---------- DATA RECORDS ----------
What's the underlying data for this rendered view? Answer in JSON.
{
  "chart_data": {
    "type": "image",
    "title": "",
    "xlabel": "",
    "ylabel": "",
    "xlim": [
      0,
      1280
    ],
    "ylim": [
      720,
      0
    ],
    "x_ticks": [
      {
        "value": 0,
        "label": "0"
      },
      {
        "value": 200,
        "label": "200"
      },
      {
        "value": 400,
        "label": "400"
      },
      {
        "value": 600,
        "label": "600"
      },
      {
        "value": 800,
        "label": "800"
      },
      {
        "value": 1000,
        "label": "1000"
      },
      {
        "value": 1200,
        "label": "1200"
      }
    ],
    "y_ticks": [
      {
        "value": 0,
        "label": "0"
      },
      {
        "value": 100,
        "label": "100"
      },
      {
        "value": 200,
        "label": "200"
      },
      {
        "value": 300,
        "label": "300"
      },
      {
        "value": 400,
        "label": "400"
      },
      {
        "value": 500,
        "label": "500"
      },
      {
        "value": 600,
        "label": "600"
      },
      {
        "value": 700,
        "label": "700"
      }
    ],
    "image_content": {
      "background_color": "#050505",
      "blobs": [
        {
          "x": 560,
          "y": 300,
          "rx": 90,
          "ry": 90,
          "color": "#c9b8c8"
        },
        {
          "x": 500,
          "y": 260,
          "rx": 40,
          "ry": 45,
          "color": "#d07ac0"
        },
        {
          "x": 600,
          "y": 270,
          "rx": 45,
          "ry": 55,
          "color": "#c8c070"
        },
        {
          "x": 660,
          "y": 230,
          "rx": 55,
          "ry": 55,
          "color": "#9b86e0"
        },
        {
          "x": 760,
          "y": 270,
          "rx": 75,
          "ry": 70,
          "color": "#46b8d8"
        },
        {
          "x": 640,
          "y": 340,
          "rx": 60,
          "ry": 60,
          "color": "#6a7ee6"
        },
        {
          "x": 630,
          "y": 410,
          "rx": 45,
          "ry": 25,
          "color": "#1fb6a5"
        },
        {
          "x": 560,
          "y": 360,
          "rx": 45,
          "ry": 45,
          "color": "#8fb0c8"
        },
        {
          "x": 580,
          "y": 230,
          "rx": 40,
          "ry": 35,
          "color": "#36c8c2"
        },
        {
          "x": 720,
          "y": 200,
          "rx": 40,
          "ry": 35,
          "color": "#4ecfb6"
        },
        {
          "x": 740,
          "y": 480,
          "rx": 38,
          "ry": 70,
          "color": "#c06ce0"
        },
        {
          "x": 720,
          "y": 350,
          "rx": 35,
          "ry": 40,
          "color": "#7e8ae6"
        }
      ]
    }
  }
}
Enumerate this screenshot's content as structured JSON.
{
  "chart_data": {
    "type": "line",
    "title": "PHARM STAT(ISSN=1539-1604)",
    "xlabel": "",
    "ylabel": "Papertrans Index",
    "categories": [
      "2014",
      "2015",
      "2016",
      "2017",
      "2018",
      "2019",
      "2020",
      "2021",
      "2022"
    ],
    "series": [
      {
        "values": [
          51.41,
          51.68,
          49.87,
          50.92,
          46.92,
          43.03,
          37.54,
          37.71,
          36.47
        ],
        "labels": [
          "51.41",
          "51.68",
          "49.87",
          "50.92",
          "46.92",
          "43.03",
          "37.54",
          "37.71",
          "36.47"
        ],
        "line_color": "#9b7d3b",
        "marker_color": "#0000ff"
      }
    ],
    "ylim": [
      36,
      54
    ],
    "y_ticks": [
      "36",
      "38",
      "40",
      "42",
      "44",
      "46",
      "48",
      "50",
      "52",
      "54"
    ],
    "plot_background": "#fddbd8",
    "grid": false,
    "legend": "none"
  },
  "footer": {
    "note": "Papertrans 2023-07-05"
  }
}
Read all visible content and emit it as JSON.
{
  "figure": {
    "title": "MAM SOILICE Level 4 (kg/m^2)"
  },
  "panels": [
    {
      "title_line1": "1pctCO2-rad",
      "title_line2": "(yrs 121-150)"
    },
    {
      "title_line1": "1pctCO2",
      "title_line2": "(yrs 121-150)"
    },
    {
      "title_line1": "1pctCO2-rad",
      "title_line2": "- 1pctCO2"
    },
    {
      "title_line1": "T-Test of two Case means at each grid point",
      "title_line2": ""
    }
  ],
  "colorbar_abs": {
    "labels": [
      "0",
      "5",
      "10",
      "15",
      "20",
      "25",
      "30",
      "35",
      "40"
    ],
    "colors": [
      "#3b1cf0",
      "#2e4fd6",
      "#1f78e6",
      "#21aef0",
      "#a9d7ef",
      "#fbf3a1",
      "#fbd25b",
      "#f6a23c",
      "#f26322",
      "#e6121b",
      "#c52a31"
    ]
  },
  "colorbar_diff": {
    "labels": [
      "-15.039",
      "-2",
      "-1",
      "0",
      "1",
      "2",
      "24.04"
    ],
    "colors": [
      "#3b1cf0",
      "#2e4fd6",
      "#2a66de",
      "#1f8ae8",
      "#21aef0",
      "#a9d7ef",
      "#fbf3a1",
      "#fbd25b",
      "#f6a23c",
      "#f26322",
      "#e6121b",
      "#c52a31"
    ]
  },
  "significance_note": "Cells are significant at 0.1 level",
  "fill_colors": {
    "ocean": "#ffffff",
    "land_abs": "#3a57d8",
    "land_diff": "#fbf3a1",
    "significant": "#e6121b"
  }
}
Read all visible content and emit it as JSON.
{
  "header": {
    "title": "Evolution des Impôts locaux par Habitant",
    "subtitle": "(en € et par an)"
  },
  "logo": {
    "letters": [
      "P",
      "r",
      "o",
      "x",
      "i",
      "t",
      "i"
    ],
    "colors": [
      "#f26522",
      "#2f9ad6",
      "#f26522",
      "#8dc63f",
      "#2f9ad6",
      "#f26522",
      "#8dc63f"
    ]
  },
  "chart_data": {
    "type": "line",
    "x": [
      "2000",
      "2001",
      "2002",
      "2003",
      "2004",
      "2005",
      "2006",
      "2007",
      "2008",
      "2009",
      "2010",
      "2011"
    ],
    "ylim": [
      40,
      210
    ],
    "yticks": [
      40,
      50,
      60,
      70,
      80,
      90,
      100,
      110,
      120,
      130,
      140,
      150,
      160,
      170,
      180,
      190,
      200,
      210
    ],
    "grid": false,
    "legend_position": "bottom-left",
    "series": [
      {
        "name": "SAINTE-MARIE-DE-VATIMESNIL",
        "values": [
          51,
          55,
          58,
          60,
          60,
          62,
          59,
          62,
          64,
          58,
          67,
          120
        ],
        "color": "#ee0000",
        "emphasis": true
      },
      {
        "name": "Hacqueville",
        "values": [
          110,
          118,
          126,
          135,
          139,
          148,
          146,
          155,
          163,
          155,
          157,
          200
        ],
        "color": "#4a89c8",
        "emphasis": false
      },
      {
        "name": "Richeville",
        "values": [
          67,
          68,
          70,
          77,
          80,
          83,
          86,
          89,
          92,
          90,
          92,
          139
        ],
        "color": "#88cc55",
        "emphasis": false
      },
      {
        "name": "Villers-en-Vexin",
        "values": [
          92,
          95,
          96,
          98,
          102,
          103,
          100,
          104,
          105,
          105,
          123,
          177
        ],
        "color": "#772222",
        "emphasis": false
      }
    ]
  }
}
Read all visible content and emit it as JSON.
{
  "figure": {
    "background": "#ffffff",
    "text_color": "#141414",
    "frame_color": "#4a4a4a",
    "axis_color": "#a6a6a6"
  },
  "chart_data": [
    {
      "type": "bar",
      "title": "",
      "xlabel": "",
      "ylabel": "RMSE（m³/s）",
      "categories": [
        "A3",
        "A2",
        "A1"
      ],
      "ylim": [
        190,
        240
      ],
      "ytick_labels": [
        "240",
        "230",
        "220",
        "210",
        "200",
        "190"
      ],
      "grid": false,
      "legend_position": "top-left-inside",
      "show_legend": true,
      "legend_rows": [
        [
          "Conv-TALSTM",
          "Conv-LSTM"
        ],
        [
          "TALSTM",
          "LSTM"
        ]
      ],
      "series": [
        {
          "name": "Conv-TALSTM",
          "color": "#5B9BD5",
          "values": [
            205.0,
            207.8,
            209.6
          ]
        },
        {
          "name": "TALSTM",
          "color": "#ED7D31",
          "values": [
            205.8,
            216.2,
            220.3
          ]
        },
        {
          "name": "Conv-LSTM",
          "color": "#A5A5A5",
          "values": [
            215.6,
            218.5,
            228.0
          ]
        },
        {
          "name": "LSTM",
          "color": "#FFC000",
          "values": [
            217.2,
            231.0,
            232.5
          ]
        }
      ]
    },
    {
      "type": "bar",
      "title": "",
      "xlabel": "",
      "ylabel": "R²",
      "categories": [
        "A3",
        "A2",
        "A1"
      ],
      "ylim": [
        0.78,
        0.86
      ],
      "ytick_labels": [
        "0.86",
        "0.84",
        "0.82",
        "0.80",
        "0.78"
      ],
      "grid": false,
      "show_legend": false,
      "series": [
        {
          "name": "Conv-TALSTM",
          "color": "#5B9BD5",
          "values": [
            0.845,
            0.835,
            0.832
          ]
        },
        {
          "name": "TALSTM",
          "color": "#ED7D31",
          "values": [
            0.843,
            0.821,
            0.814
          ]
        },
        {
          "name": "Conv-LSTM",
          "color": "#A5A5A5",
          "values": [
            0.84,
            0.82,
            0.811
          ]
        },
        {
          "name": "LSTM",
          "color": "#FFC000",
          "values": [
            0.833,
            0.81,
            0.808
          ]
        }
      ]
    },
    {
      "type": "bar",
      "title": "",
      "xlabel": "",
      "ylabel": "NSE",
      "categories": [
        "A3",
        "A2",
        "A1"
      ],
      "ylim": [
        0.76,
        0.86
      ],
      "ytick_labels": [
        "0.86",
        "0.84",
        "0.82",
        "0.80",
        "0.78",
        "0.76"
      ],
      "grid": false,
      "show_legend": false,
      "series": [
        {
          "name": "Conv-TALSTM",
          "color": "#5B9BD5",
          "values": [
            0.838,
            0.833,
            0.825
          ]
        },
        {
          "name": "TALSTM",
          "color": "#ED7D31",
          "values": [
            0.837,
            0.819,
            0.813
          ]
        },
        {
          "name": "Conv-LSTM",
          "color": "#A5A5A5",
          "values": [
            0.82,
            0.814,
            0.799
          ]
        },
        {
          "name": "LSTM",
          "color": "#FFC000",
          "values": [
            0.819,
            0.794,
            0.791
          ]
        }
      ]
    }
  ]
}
----------
WHAT TO WORK ON:
Filter out every line that lacks the word "this", and copy the rest.

CORRECT OUTPUT:
What's the underlying data for this rendered view? Answer in JSON.
Enumerate this screenshot's content as structured JSON.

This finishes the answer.